### Task prompt
Of all the lines here, how many include the string "believe"? Answer with the number only.

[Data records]

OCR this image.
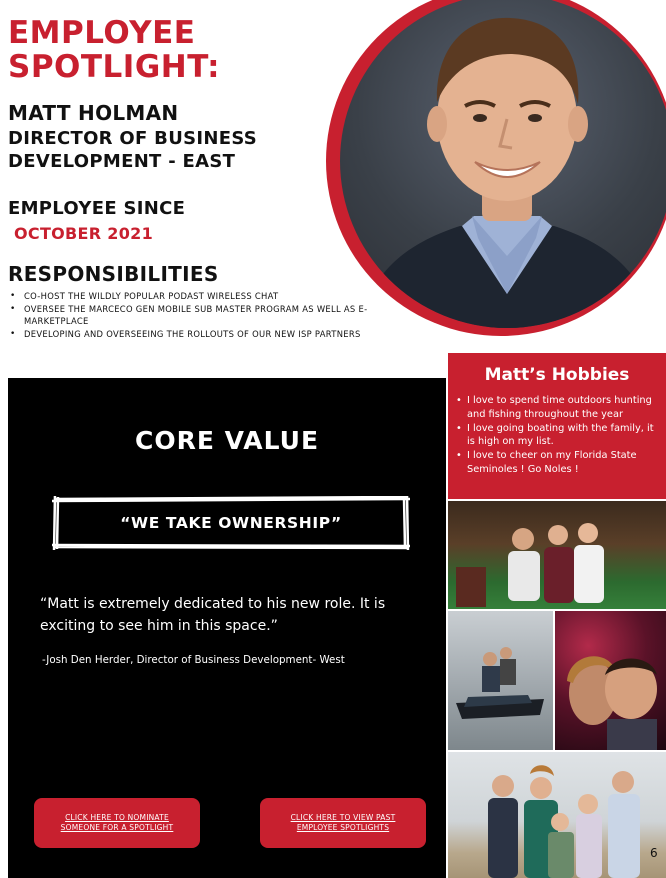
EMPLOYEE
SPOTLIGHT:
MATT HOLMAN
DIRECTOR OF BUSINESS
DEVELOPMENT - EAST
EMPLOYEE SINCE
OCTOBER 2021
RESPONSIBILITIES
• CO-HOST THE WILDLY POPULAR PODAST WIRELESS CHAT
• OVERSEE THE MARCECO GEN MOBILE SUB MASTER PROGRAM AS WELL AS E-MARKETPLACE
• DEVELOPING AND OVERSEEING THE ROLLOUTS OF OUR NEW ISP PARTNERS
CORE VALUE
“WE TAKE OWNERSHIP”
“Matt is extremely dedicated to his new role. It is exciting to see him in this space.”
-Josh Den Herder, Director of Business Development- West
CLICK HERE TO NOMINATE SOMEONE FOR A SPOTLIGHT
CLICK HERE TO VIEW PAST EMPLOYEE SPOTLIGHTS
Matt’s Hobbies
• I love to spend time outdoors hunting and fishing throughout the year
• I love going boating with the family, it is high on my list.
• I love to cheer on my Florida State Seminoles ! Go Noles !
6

* * *

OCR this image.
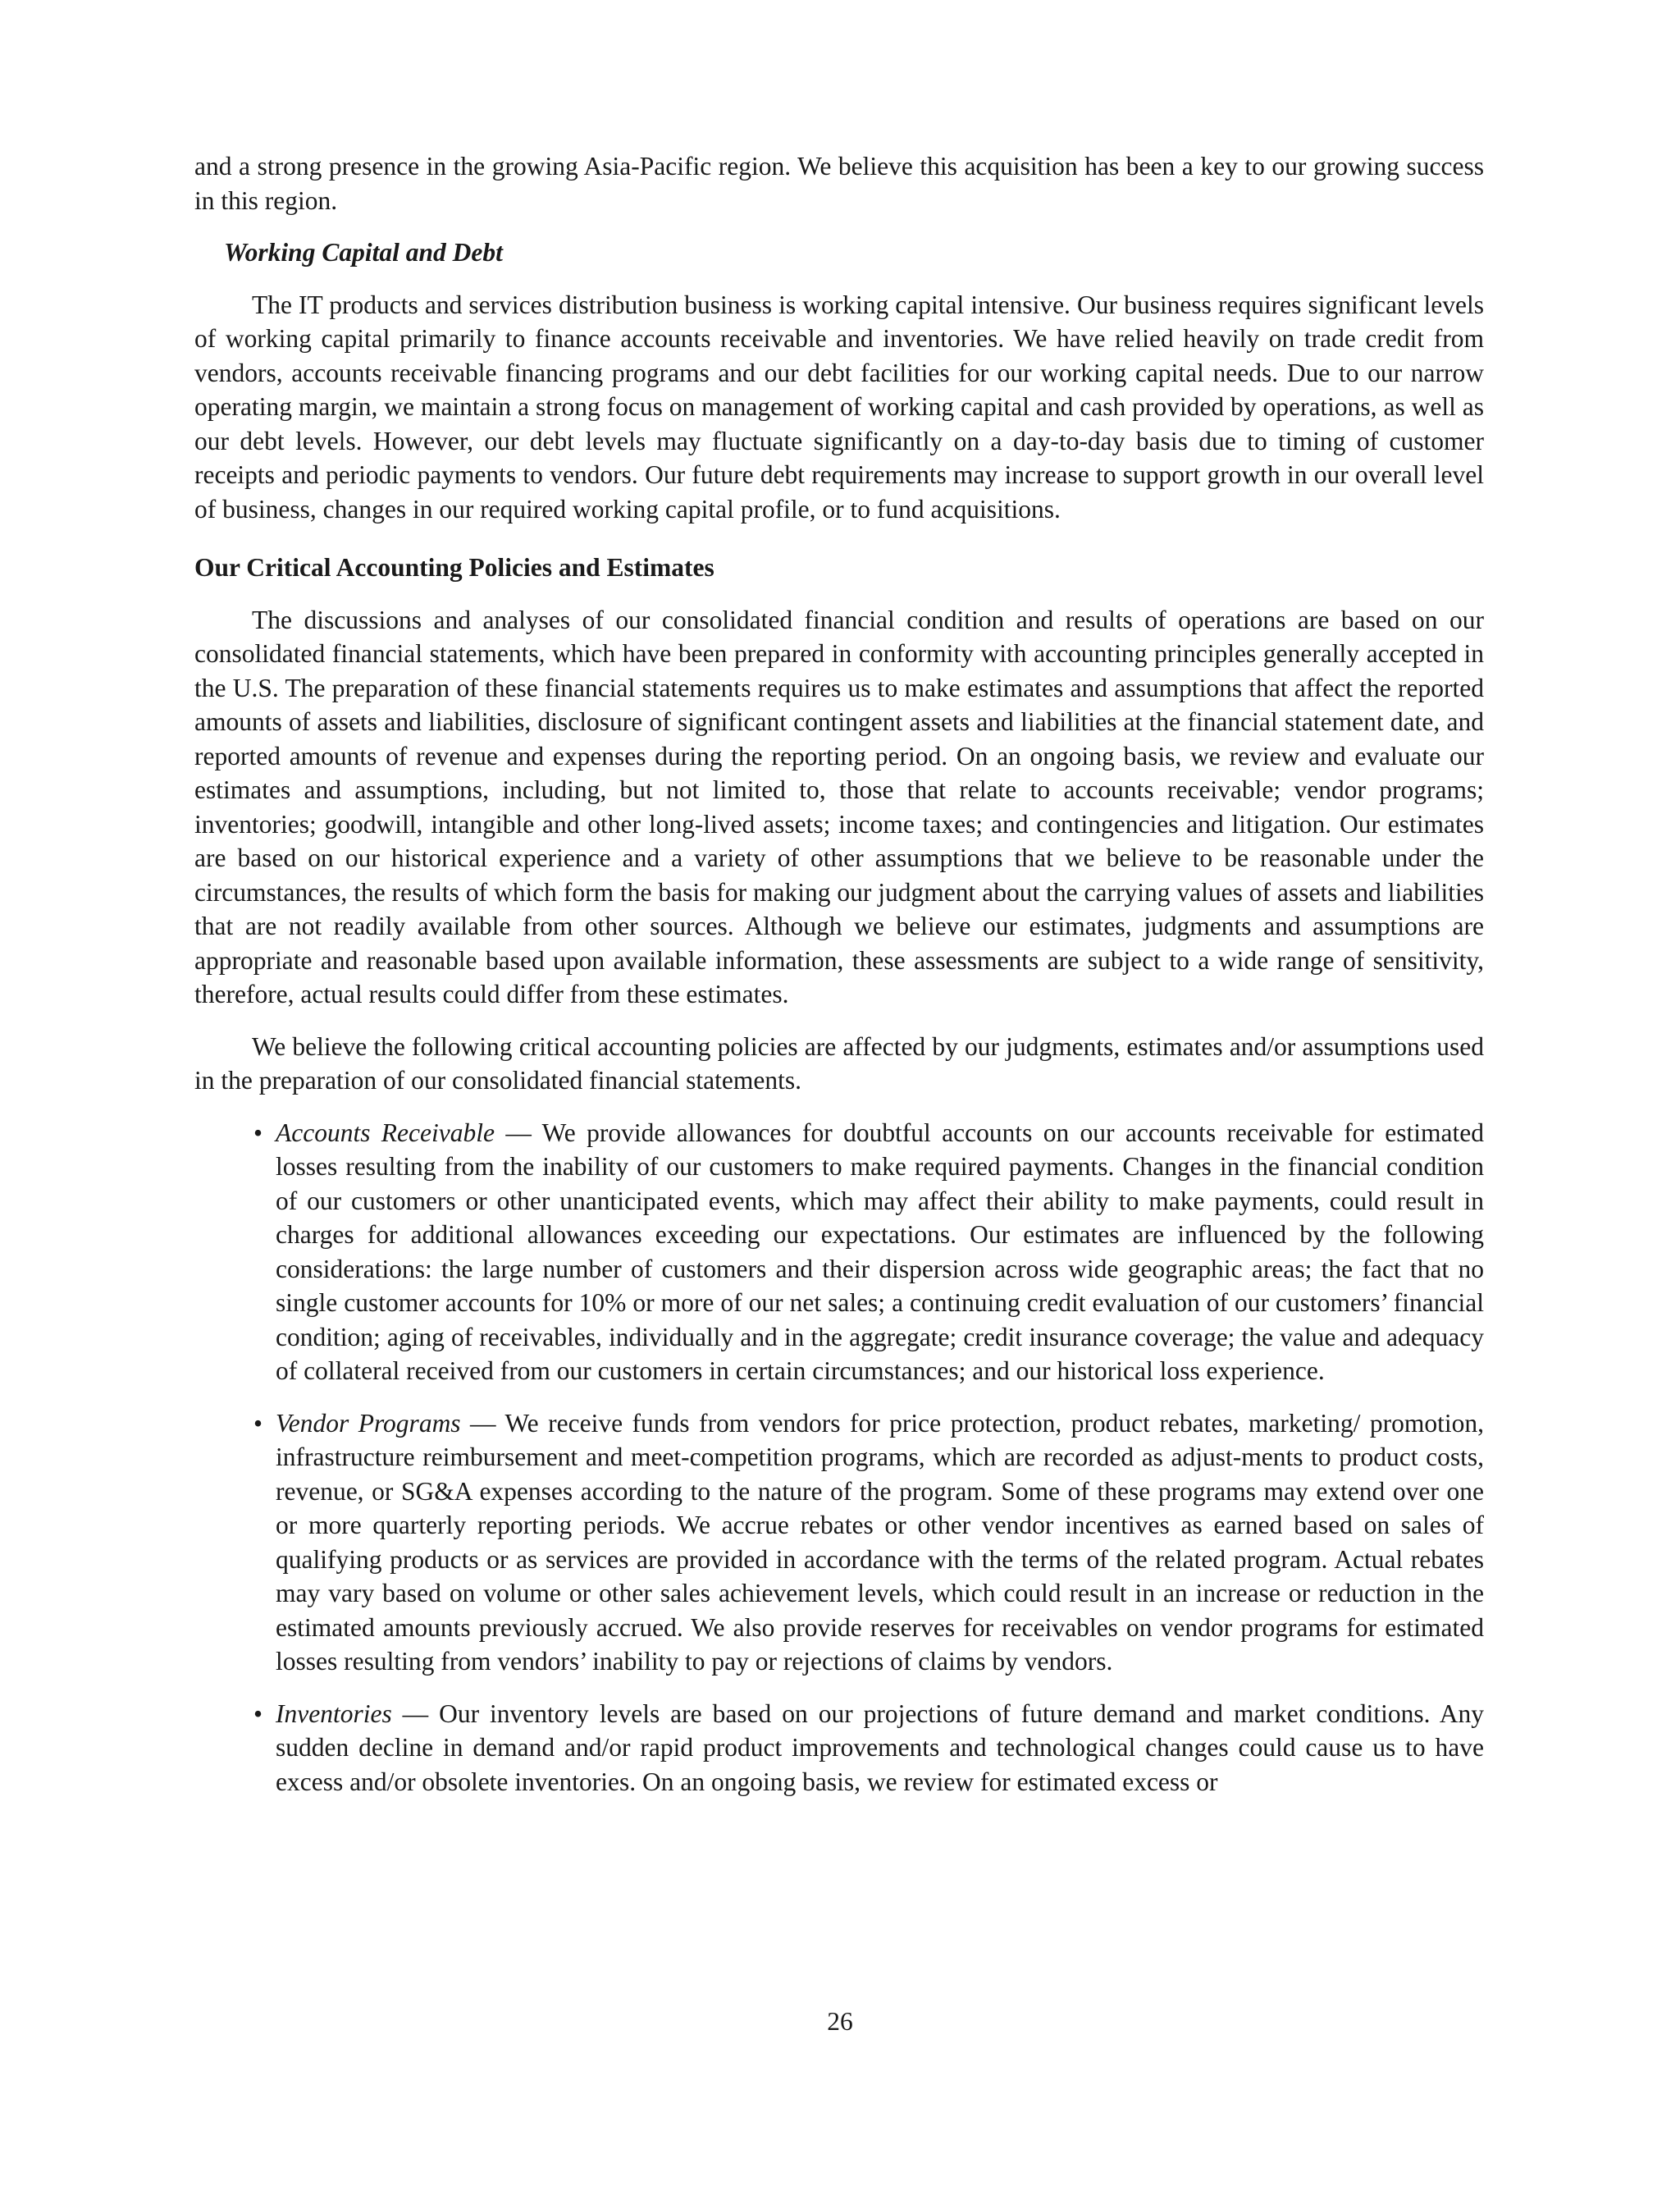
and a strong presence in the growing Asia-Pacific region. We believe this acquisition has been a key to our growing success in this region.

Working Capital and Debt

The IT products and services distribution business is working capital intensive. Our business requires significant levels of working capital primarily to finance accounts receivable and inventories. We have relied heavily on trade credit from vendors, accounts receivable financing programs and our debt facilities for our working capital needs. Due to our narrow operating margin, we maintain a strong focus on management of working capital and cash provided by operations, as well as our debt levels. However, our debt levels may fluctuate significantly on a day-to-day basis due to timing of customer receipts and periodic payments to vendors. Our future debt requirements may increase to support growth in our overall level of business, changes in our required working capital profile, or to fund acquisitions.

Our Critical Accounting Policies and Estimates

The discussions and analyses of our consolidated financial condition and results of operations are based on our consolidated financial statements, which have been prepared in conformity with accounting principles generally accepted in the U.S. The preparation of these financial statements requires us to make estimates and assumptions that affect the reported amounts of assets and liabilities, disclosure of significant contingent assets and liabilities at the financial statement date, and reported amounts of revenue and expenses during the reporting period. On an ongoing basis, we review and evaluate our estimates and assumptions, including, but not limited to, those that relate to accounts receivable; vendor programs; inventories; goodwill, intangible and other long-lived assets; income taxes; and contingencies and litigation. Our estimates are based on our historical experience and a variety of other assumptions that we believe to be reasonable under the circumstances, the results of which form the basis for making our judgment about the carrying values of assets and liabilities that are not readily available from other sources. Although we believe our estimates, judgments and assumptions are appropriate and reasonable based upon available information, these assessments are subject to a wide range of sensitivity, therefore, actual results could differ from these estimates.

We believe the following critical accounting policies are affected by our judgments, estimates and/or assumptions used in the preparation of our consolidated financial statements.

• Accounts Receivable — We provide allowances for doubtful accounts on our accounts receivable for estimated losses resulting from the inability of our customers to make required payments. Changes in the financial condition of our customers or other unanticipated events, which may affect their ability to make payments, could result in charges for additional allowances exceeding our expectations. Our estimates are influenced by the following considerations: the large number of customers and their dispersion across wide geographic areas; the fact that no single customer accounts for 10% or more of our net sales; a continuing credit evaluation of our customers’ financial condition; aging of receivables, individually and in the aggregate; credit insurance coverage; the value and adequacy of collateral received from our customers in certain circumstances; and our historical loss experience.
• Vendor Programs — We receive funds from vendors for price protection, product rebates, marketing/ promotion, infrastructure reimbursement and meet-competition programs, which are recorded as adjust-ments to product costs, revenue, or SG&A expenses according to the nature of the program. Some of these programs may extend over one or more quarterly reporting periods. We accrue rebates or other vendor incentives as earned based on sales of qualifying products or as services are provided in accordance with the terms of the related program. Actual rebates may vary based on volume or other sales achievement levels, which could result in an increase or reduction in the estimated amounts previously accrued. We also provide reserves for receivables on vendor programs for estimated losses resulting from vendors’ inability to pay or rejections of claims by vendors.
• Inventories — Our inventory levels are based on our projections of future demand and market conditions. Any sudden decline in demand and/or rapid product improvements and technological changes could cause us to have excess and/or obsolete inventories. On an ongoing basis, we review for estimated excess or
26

### The output
3